## EXERCISE DETAILS:
Count the lines below that include the word "Guide" and write that number alone.

== SOURCE MATERIAL

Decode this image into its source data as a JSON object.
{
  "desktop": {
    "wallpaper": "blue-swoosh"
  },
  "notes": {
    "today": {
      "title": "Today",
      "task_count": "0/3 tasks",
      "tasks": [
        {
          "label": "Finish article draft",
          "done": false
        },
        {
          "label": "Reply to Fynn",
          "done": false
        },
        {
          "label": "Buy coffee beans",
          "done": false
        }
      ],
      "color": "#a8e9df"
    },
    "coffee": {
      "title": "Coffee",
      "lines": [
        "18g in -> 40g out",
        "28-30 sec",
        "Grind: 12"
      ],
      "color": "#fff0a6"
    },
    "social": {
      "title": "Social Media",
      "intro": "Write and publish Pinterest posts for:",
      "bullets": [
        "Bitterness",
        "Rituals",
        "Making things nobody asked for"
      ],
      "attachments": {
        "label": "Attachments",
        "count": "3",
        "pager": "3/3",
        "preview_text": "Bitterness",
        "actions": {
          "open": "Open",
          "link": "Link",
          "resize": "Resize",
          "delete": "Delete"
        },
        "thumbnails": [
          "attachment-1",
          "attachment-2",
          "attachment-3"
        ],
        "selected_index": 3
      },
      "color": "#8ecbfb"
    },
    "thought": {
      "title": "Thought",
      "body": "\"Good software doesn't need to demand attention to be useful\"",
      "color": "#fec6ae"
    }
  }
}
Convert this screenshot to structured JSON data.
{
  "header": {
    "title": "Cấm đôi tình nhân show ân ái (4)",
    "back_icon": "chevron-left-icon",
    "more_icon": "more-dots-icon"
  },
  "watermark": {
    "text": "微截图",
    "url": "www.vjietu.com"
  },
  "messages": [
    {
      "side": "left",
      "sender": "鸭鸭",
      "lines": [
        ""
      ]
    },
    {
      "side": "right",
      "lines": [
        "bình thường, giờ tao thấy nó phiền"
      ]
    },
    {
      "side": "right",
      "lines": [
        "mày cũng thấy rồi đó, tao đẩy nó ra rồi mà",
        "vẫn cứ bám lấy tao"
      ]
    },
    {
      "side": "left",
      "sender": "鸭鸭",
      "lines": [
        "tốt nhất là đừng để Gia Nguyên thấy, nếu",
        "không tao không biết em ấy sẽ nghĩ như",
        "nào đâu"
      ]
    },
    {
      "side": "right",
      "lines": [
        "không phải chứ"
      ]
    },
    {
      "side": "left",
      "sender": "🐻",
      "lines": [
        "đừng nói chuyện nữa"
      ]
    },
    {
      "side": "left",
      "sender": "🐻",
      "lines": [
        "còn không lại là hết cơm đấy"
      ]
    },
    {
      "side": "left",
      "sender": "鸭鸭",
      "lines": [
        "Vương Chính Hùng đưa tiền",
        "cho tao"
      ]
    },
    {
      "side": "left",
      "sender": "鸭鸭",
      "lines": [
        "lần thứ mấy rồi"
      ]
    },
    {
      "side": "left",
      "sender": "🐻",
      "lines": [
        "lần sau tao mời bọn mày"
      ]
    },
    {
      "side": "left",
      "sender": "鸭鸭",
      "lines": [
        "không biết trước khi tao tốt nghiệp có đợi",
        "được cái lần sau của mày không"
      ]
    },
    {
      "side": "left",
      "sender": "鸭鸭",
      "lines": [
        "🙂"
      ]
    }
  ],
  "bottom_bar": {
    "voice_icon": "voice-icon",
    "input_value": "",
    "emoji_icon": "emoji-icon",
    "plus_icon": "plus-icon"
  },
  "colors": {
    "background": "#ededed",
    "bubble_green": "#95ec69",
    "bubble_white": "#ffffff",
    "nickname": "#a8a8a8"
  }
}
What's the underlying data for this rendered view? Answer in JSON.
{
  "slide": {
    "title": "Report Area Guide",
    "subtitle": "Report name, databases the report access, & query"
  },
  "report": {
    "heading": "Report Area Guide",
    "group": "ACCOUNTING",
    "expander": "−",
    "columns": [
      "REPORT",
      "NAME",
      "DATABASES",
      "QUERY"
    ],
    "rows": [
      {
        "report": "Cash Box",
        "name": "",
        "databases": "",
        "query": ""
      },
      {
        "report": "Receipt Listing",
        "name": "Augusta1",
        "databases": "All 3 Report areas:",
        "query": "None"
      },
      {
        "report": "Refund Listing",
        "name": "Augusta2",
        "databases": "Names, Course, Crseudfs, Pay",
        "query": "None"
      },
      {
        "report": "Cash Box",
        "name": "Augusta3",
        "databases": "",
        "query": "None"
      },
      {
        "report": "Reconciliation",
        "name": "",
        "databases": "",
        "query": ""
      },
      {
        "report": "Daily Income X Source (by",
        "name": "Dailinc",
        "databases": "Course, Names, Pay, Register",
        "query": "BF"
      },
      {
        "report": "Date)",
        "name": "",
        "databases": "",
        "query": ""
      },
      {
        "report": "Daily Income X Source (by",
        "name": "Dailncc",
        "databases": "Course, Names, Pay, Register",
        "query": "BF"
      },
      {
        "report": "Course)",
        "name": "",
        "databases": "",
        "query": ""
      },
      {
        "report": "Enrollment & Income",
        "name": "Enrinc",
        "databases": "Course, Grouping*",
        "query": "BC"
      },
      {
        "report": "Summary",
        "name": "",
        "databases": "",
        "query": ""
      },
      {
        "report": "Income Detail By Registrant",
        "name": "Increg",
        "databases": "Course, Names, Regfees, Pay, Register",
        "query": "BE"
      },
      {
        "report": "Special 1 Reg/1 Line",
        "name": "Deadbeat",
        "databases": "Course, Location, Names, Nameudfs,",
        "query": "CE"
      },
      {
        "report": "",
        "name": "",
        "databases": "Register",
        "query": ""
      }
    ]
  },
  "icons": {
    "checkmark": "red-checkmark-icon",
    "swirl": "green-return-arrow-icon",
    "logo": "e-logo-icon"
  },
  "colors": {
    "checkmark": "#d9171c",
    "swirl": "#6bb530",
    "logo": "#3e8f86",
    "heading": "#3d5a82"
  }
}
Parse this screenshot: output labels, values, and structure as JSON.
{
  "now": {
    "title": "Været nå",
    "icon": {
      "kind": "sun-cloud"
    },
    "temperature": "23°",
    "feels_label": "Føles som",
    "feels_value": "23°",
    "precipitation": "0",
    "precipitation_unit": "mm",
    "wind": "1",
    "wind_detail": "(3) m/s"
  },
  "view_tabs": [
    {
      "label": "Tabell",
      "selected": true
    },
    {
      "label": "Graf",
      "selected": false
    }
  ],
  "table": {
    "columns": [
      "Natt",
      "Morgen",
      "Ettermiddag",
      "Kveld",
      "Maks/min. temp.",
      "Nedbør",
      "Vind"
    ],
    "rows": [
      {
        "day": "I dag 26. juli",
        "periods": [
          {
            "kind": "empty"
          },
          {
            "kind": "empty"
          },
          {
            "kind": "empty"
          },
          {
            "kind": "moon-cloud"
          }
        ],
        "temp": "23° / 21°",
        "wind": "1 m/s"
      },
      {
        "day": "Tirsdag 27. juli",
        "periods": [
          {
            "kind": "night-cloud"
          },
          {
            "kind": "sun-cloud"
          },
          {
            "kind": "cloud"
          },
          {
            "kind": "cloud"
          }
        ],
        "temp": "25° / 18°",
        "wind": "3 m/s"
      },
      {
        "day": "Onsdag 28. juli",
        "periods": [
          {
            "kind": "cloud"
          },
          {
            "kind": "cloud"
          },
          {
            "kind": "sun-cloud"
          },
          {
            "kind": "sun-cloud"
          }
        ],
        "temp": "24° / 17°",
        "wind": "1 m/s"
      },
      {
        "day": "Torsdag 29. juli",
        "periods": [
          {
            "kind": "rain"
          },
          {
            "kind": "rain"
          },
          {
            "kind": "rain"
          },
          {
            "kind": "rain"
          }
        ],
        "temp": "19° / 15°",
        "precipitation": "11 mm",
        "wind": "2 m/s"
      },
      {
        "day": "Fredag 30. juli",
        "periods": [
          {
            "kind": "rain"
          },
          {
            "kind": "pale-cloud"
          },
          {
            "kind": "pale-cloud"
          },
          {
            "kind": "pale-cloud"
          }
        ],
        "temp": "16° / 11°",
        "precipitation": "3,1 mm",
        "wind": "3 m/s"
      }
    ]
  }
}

====

## OUTPUT FOR THIS EXERCISE:
2